Without including any images, repeat the data exactly.

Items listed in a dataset
• • •

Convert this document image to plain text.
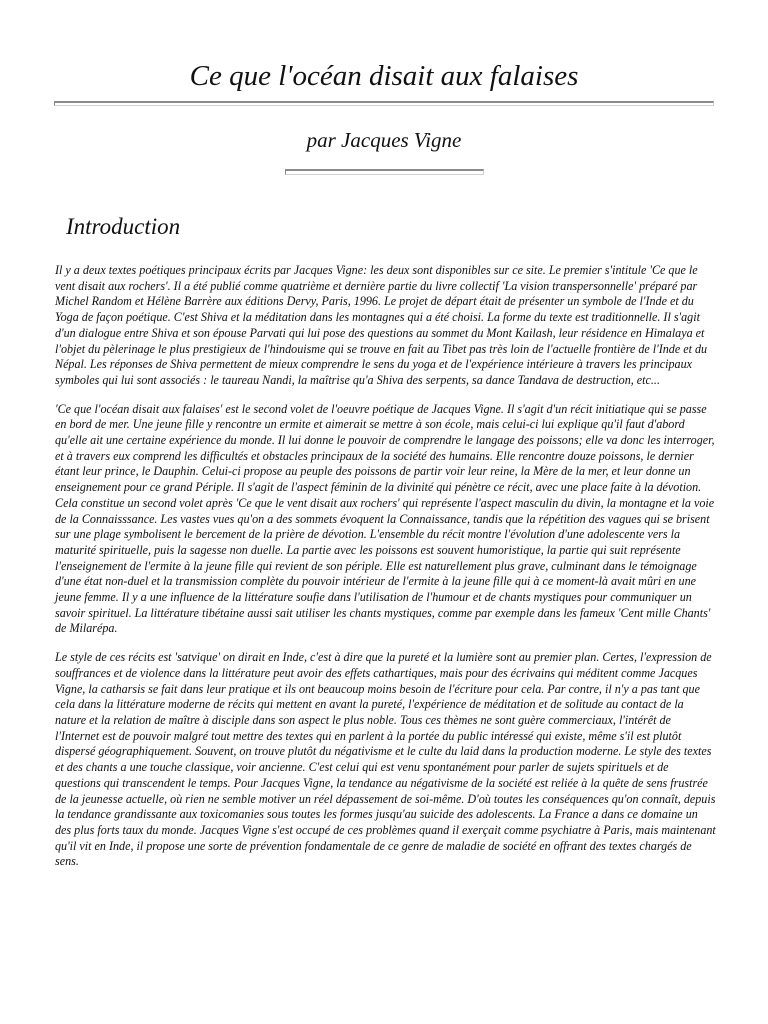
Ce que l'océan disait aux falaises
par Jacques Vigne
Introduction

Il y a deux textes poétiques principaux écrits par Jacques Vigne: les deux sont disponibles sur ce site. Le premier s'intitule 'Ce que le vent disait aux rochers'. Il a été publié comme quatrième et dernière partie du livre collectif 'La vision transpersonnelle' préparé par Michel Random et Hélène Barrère aux éditions Dervy, Paris, 1996. Le projet de départ était de présenter un symbole de l'Inde et du Yoga de façon poétique. C'est Shiva et la méditation dans les montagnes qui a été choisi. La forme du texte est traditionnelle. Il s'agit d'un dialogue entre Shiva et son épouse Parvati qui lui pose des questions au sommet du Mont Kailash, leur résidence en Himalaya et l'objet du pèlerinage le plus prestigieux de l'hindouisme qui se trouve en fait au Tibet pas très loin de l'actuelle frontière de l'Inde et du Népal. Les réponses de Shiva permettent de mieux comprendre le sens du yoga et de l'expérience intérieure à travers les principaux symboles qui lui sont associés : le taureau Nandi, la maîtrise qu'a Shiva des serpents, sa dance Tandava de destruction, etc...

'Ce que l'océan disait aux falaises' est le second volet de l'oeuvre poétique de Jacques Vigne. Il s'agit d'un récit initiatique qui se passe en bord de mer. Une jeune fille y rencontre un ermite et aimerait se mettre à son école, mais celui-ci lui explique qu'il faut d'abord qu'elle ait une certaine expérience du monde. Il lui donne le pouvoir de comprendre le langage des poissons; elle va donc les interroger, et à travers eux comprend les difficultés et obstacles principaux de la société des humains. Elle rencontre douze poissons, le dernier étant leur prince, le Dauphin. Celui-ci propose au peuple des poissons de partir voir leur reine, la Mère de la mer, et leur donne un enseignement pour ce grand Périple. Il s'agit de l'aspect féminin de la divinité qui pénètre ce récit, avec une place faite à la dévotion. Cela constitue un second volet après 'Ce que le vent disait aux rochers' qui représente l'aspect masculin du divin, la montagne et la voie de la Connaisssance. Les vastes vues qu'on a des sommets évoquent la Connaissance, tandis que la répétition des vagues qui se brisent sur une plage symbolisent le bercement de la prière de dévotion. L'ensemble du récit montre l'évolution d'une adolescente vers la maturité spirituelle, puis la sagesse non duelle. La partie avec les poissons est souvent humoristique, la partie qui suit représente l'enseignement de l'ermite à la jeune fille qui revient de son périple. Elle est naturellement plus grave, culminant dans le témoignage d'une état non-duel et la transmission complète du pouvoir intérieur de l'ermite à la jeune fille qui à ce moment-là avait mûri en une jeune femme. Il y a une influence de la littérature soufie dans l'utilisation de l'humour et de chants mystiques pour communiquer un savoir spirituel. La littérature tibétaine aussi sait utiliser les chants mystiques, comme par exemple dans les fameux 'Cent mille Chants' de Milarépa.

Le style de ces récits est 'satvique' on dirait en Inde, c'est à dire que la pureté et la lumière sont au premier plan. Certes, l'expression de souffrances et de violence dans la littérature peut avoir des effets cathartiques, mais pour des écrivains qui méditent comme Jacques Vigne, la catharsis se fait dans leur pratique et ils ont beaucoup moins besoin de l'écriture pour cela. Par contre, il n'y a pas tant que cela dans la littérature moderne de récits qui mettent en avant la pureté, l'expérience de méditation et de solitude au contact de la nature et la relation de maître à disciple dans son aspect le plus noble. Tous ces thèmes ne sont guère commerciaux, l'intérêt de l'Internet est de pouvoir malgré tout mettre des textes qui en parlent à la portée du public intéressé qui existe, même s'il est plutôt dispersé géographiquement. Souvent, on trouve plutôt du négativisme et le culte du laid dans la production moderne. Le style des textes et des chants a une touche classique, voir ancienne. C'est celui qui est venu spontanément pour parler de sujets spirituels et de questions qui transcendent le temps. Pour Jacques Vigne, la tendance au négativisme de la société est reliée à la quête de sens frustrée de la jeunesse actuelle, où rien ne semble motiver un réel dépassement de soi-même. D'où toutes les conséquences qu'on connaît, depuis la tendance grandissante aux toxicomanies sous toutes les formes jusqu'au suicide des adolescents. La France a dans ce domaine un des plus forts taux du monde. Jacques Vigne s'est occupé de ces problèmes quand il exerçait comme psychiatre à Paris, mais maintenant qu'il vit en Inde, il propose une sorte de prévention fondamentale de ce genre de maladie de société en offrant des textes chargés de sens.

• • •

**Output for this exercise**
Convert this document image to plain text.
Ce que l'océan disait aux falaises
par Jacques Vigne
Introduction

Il y a deux textes poétiques principaux écrits par Jacques Vigne: les deux sont disponibles sur ce site. Le premier s'intitule 'Ce que le vent disait aux rochers'. Il a été publié comme quatrième et dernière partie du livre collectif 'La vision transpersonnelle' préparé par Michel Random et Hélène Barrère aux éditions Dervy, Paris, 1996. Le projet de départ était de présenter un symbole de l'Inde et du Yoga de façon poétique. C'est Shiva et la méditation dans les montagnes qui a été choisi. La forme du texte est traditionnelle. Il s'agit d'un dialogue entre Shiva et son épouse Parvati qui lui pose des questions au sommet du Mont Kailash, leur résidence en Himalaya et l'objet du pèlerinage le plus prestigieux de l'hindouisme qui se trouve en fait au Tibet pas très loin de l'actuelle frontière de l'Inde et du Népal. Les réponses de Shiva permettent de mieux comprendre le sens du yoga et de l'expérience intérieure à travers les principaux symboles qui lui sont associés : le taureau Nandi, la maîtrise qu'a Shiva des serpents, sa dance Tandava de destruction, etc...

'Ce que l'océan disait aux falaises' est le second volet de l'oeuvre poétique de Jacques Vigne. Il s'agit d'un récit initiatique qui se passe en bord de mer. Une jeune fille y rencontre un ermite et aimerait se mettre à son école, mais celui-ci lui explique qu'il faut d'abord qu'elle ait une certaine expérience du monde. Il lui donne le pouvoir de comprendre le langage des poissons; elle va donc les interroger, et à travers eux comprend les difficultés et obstacles principaux de la société des humains. Elle rencontre douze poissons, le dernier étant leur prince, le Dauphin. Celui-ci propose au peuple des poissons de partir voir leur reine, la Mère de la mer, et leur donne un enseignement pour ce grand Périple. Il s'agit de l'aspect féminin de la divinité qui pénètre ce récit, avec une place faite à la dévotion. Cela constitue un second volet après 'Ce que le vent disait aux rochers' qui représente l'aspect masculin du divin, la montagne et la voie de la Connaisssance. Les vastes vues qu'on a des sommets évoquent la Connaissance, tandis que la répétition des vagues qui se brisent sur une plage symbolisent le bercement de la prière de dévotion. L'ensemble du récit montre l'évolution d'une adolescente vers la maturité spirituelle, puis la sagesse non duelle. La partie avec les poissons est souvent humoristique, la partie qui suit représente l'enseignement de l'ermite à la jeune fille qui revient de son périple. Elle est naturellement plus grave, culminant dans le témoignage d'une état non-duel et la transmission complète du pouvoir intérieur de l'ermite à la jeune fille qui à ce moment-là avait mûri en une jeune femme. Il y a une influence de la littérature soufie dans l'utilisation de l'humour et de chants mystiques pour communiquer un savoir spirituel. La littérature tibétaine aussi sait utiliser les chants mystiques, comme par exemple dans les fameux 'Cent mille Chants' de Milarépa.

Le style de ces récits est 'satvique' on dirait en Inde, c'est à dire que la pureté et la lumière sont au premier plan. Certes, l'expression de souffrances et de violence dans la littérature peut avoir des effets cathartiques, mais pour des écrivains qui méditent comme Jacques Vigne, la catharsis se fait dans leur pratique et ils ont beaucoup moins besoin de l'écriture pour cela. Par contre, il n'y a pas tant que cela dans la littérature moderne de récits qui mettent en avant la pureté, l'expérience de méditation et de solitude au contact de la nature et la relation de maître à disciple dans son aspect le plus noble. Tous ces thèmes ne sont guère commerciaux, l'intérêt de l'Internet est de pouvoir malgré tout mettre des textes qui en parlent à la portée du public intéressé qui existe, même s'il est plutôt dispersé géographiquement. Souvent, on trouve plutôt du négativisme et le culte du laid dans la production moderne. Le style des textes et des chants a une touche classique, voir ancienne. C'est celui qui est venu spontanément pour parler de sujets spirituels et de questions qui transcendent le temps. Pour Jacques Vigne, la tendance au négativisme de la société est reliée à la quête de sens frustrée de la jeunesse actuelle, où rien ne semble motiver un réel dépassement de soi-même. D'où toutes les conséquences qu'on connaît, depuis la tendance grandissante aux toxicomanies sous toutes les formes jusqu'au suicide des adolescents. La France a dans ce domaine un des plus forts taux du monde. Jacques Vigne s'est occupé de ces problèmes quand il exerçait comme psychiatre à Paris, mais maintenant qu'il vit en Inde, il propose une sorte de prévention fondamentale de ce genre de maladie de société en offrant des textes chargés de sens.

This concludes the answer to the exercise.